**** Data rows ****
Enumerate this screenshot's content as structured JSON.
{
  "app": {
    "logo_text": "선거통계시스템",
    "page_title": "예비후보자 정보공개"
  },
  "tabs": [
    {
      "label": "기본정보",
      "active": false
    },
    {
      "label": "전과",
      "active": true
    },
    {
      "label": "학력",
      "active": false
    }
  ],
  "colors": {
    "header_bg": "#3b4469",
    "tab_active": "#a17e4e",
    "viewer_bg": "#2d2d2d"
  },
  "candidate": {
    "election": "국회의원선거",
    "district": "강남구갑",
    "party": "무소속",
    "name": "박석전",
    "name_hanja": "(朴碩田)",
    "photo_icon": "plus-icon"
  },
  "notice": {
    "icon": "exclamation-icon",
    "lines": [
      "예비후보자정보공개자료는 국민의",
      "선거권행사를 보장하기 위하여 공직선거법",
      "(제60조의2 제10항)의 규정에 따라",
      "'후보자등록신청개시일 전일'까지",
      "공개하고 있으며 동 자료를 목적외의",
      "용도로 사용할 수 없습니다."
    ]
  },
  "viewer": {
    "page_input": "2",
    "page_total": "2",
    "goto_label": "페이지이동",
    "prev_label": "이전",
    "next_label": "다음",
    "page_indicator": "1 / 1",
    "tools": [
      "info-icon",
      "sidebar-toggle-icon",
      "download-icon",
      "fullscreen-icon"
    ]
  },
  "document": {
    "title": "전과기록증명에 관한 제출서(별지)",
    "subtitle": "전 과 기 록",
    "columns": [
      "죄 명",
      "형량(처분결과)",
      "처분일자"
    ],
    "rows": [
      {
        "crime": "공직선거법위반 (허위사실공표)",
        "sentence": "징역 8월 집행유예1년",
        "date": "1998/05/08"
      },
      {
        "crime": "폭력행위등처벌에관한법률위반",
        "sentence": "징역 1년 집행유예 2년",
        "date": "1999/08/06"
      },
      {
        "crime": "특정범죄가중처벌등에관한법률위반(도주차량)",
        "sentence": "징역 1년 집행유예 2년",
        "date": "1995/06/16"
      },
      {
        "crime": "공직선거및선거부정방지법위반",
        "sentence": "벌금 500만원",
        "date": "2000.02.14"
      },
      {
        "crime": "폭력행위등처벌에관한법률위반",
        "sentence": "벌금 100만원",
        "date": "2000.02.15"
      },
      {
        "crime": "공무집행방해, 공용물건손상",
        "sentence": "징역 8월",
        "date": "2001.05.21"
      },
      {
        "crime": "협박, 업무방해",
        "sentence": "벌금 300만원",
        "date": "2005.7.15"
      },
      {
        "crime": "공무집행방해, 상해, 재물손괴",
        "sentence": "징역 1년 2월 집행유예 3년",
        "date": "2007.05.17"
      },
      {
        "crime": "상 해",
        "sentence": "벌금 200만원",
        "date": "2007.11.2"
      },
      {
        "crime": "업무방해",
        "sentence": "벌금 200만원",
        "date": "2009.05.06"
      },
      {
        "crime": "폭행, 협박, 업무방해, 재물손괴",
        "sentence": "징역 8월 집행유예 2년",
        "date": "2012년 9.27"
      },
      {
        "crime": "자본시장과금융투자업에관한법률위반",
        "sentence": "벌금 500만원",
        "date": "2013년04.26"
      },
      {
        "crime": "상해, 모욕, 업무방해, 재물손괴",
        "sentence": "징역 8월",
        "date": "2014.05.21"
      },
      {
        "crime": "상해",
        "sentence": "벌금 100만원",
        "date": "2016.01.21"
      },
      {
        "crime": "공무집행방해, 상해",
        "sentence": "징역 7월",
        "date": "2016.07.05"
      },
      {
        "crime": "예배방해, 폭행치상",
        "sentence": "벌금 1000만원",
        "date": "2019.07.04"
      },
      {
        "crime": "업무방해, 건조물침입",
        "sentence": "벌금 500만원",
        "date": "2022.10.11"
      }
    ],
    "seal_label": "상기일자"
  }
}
****
Problem statement
Pick out every line of the listing containing the word "재물손괴", and show those lines.

Written response
        "crime": "공무집행방해, 상해, 재물손괴",
        "crime": "폭행, 협박, 업무방해, 재물손괴",
        "crime": "상해, 모욕, 업무방해, 재물손괴",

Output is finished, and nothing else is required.